» **STATED TASK**: Below is a block of records; return all of them exactly, but without the images.

=== GIVEN RECORDS ===

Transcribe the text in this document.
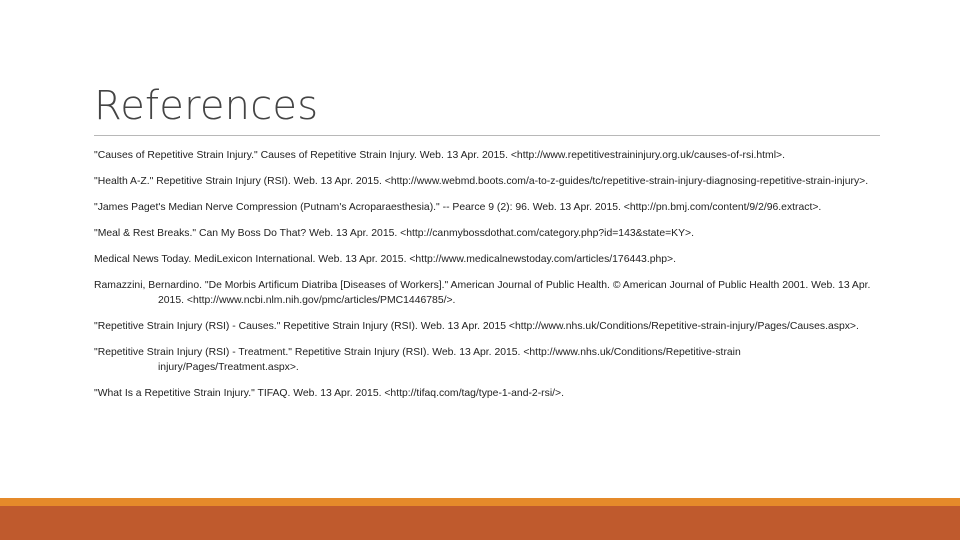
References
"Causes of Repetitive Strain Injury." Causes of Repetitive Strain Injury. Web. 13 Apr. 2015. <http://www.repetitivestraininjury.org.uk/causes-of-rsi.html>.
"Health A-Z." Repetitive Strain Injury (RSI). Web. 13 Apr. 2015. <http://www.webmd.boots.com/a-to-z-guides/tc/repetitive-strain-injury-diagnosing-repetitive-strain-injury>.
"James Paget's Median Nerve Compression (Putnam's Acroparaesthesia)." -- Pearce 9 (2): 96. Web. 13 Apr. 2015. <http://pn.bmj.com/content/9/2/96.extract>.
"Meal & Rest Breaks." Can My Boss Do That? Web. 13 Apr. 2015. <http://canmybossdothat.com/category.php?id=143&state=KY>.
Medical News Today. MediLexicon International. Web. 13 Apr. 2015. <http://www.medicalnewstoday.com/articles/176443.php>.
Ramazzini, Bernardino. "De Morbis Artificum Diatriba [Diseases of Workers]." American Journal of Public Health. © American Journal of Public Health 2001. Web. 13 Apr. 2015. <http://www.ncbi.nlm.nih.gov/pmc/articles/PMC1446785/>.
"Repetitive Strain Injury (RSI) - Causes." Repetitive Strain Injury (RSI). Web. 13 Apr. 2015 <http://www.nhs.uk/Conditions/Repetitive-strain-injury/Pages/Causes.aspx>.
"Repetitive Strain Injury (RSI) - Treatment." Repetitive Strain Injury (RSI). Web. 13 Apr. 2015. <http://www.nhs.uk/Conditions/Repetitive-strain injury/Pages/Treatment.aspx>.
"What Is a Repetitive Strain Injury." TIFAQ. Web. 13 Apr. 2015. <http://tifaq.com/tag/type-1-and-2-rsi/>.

===

» **FINAL RESULT**:
Transcribe the text in this document.
References
"Causes of Repetitive Strain Injury." Causes of Repetitive Strain Injury. Web. 13 Apr. 2015. <http://www.repetitivestraininjury.org.uk/causes-of-rsi.html>.
"Health A-Z." Repetitive Strain Injury (RSI). Web. 13 Apr. 2015. <http://www.webmd.boots.com/a-to-z-guides/tc/repetitive-strain-injury-diagnosing-repetitive-strain-injury>.
"James Paget's Median Nerve Compression (Putnam's Acroparaesthesia)." -- Pearce 9 (2): 96. Web. 13 Apr. 2015. <http://pn.bmj.com/content/9/2/96.extract>.
"Meal & Rest Breaks." Can My Boss Do That? Web. 13 Apr. 2015. <http://canmybossdothat.com/category.php?id=143&state=KY>.
Medical News Today. MediLexicon International. Web. 13 Apr. 2015. <http://www.medicalnewstoday.com/articles/176443.php>.
Ramazzini, Bernardino. "De Morbis Artificum Diatriba [Diseases of Workers]." American Journal of Public Health. © American Journal of Public Health 2001. Web. 13 Apr. 2015. <http://www.ncbi.nlm.nih.gov/pmc/articles/PMC1446785/>.
"Repetitive Strain Injury (RSI) - Causes." Repetitive Strain Injury (RSI). Web. 13 Apr. 2015 <http://www.nhs.uk/Conditions/Repetitive-strain-injury/Pages/Causes.aspx>.
"Repetitive Strain Injury (RSI) - Treatment." Repetitive Strain Injury (RSI). Web. 13 Apr. 2015. <http://www.nhs.uk/Conditions/Repetitive-strain injury/Pages/Treatment.aspx>.
"What Is a Repetitive Strain Injury." TIFAQ. Web. 13 Apr. 2015. <http://tifaq.com/tag/type-1-and-2-rsi/>.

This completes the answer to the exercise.